REQUEST
Each line that follows should be printed again exactly as it stands.

Stored entries
----
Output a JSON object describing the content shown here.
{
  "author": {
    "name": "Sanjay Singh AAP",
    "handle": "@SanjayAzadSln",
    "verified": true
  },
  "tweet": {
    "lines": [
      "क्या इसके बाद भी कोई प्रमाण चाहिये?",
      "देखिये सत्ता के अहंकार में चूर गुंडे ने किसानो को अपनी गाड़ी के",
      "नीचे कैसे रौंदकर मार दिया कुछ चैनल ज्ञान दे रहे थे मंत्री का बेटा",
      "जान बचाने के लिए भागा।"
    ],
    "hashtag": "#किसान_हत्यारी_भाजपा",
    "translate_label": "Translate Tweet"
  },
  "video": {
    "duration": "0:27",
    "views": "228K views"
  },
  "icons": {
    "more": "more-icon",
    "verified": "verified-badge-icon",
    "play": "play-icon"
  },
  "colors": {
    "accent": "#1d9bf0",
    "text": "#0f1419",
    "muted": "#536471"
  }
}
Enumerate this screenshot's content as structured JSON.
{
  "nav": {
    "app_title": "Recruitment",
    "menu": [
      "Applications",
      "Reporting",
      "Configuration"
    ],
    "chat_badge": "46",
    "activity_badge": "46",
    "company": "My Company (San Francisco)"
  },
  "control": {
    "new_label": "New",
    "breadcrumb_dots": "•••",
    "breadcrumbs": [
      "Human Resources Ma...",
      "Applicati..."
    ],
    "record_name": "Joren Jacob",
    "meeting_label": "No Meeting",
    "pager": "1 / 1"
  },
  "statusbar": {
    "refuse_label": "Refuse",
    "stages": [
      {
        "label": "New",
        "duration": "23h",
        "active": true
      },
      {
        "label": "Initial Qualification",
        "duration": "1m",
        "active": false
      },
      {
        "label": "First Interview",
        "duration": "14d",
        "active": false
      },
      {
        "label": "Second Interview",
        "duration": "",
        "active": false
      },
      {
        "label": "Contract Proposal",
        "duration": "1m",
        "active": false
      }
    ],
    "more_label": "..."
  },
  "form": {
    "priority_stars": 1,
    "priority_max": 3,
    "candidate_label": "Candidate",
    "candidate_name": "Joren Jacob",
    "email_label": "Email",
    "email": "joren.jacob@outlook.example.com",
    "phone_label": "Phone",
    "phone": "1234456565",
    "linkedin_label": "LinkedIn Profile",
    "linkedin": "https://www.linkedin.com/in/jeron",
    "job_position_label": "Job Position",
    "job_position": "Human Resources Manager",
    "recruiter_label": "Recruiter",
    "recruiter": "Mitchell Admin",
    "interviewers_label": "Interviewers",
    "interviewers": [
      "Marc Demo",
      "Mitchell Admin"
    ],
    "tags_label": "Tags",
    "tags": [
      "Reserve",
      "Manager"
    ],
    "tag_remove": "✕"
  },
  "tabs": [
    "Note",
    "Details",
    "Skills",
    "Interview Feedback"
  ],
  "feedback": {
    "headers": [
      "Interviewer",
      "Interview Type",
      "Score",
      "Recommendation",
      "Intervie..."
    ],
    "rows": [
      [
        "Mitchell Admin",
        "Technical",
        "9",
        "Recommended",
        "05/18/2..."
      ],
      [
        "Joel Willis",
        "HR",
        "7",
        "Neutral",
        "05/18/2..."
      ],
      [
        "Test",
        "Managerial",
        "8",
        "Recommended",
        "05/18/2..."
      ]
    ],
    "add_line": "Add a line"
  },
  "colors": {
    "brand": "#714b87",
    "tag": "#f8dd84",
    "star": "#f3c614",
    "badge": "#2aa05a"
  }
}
----
TASK OUTPUT
Output a JSON object describing the content shown here.
{
  "author": {
    "name": "Sanjay Singh AAP",
    "handle": "@SanjayAzadSln",
    "verified": true
  },
  "tweet": {
    "lines": [
      "क्या इसके बाद भी कोई प्रमाण चाहिये?",
      "देखिये सत्ता के अहंकार में चूर गुंडे ने किसानो को अपनी गाड़ी के",
      "नीचे कैसे रौंदकर मार दिया कुछ चैनल ज्ञान दे रहे थे मंत्री का बेटा",
      "जान बचाने के लिए भागा।"
    ],
    "hashtag": "#किसान_हत्यारी_भाजपा",
    "translate_label": "Translate Tweet"
  },
  "video": {
    "duration": "0:27",
    "views": "228K views"
  },
  "icons": {
    "more": "more-icon",
    "verified": "verified-badge-icon",
    "play": "play-icon"
  },
  "colors": {
    "accent": "#1d9bf0",
    "text": "#0f1419",
    "muted": "#536471"
  }
}
Enumerate this screenshot's content as structured JSON.
{
  "nav": {
    "app_title": "Recruitment",
    "menu": [
      "Applications",
      "Reporting",
      "Configuration"
    ],
    "chat_badge": "46",
    "activity_badge": "46",
    "company": "My Company (San Francisco)"
  },
  "control": {
    "new_label": "New",
    "breadcrumb_dots": "•••",
    "breadcrumbs": [
      "Human Resources Ma...",
      "Applicati..."
    ],
    "record_name": "Joren Jacob",
    "meeting_label": "No Meeting",
    "pager": "1 / 1"
  },
  "statusbar": {
    "refuse_label": "Refuse",
    "stages": [
      {
        "label": "New",
        "duration": "23h",
        "active": true
      },
      {
        "label": "Initial Qualification",
        "duration": "1m",
        "active": false
      },
      {
        "label": "First Interview",
        "duration": "14d",
        "active": false
      },
      {
        "label": "Second Interview",
        "duration": "",
        "active": false
      },
      {
        "label": "Contract Proposal",
        "duration": "1m",
        "active": false
      }
    ],
    "more_label": "..."
  },
  "form": {
    "priority_stars": 1,
    "priority_max": 3,
    "candidate_label": "Candidate",
    "candidate_name": "Joren Jacob",
    "email_label": "Email",
    "email": "joren.jacob@outlook.example.com",
    "phone_label": "Phone",
    "phone": "1234456565",
    "linkedin_label": "LinkedIn Profile",
    "linkedin": "https://www.linkedin.com/in/jeron",
    "job_position_label": "Job Position",
    "job_position": "Human Resources Manager",
    "recruiter_label": "Recruiter",
    "recruiter": "Mitchell Admin",
    "interviewers_label": "Interviewers",
    "interviewers": [
      "Marc Demo",
      "Mitchell Admin"
    ],
    "tags_label": "Tags",
    "tags": [
      "Reserve",
      "Manager"
    ],
    "tag_remove": "✕"
  },
  "tabs": [
    "Note",
    "Details",
    "Skills",
    "Interview Feedback"
  ],
  "feedback": {
    "headers": [
      "Interviewer",
      "Interview Type",
      "Score",
      "Recommendation",
      "Intervie..."
    ],
    "rows": [
      [
        "Mitchell Admin",
        "Technical",
        "9",
        "Recommended",
        "05/18/2..."
      ],
      [
        "Joel Willis",
        "HR",
        "7",
        "Neutral",
        "05/18/2..."
      ],
      [
        "Test",
        "Managerial",
        "8",
        "Recommended",
        "05/18/2..."
      ]
    ],
    "add_line": "Add a line"
  },
  "colors": {
    "brand": "#714b87",
    "tag": "#f8dd84",
    "star": "#f3c614",
    "badge": "#2aa05a"
  }
}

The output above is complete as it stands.